[Data records]
------------------------------------------------------------
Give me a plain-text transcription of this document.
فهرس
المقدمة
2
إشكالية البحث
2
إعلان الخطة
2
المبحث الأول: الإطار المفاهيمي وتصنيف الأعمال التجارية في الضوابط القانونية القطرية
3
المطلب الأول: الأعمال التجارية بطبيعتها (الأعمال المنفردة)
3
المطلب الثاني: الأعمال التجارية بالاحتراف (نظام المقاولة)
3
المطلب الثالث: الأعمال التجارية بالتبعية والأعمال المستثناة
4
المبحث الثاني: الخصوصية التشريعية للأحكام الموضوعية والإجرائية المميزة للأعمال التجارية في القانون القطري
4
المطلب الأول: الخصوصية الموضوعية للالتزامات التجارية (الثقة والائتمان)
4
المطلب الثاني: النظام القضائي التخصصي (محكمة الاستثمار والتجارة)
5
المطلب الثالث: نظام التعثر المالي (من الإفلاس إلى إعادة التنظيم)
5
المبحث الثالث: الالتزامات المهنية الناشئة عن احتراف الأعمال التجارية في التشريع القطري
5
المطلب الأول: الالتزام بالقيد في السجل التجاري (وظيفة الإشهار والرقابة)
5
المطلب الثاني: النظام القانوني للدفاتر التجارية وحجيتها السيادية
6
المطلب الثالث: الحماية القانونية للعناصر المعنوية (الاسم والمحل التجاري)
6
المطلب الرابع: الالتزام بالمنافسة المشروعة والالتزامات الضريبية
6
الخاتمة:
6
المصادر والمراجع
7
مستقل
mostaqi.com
------------------------------------------------------------
▶ Work required
Copy each line that contains the word "القانونية".

▶ Worked solution
المبحث الأول: الإطار المفاهيمي وتصنيف الأعمال التجارية في الضوابط القانونية القطرية
المطلب الثالث: الحماية القانونية للعناصر المعنوية (الاسم والمحل التجاري)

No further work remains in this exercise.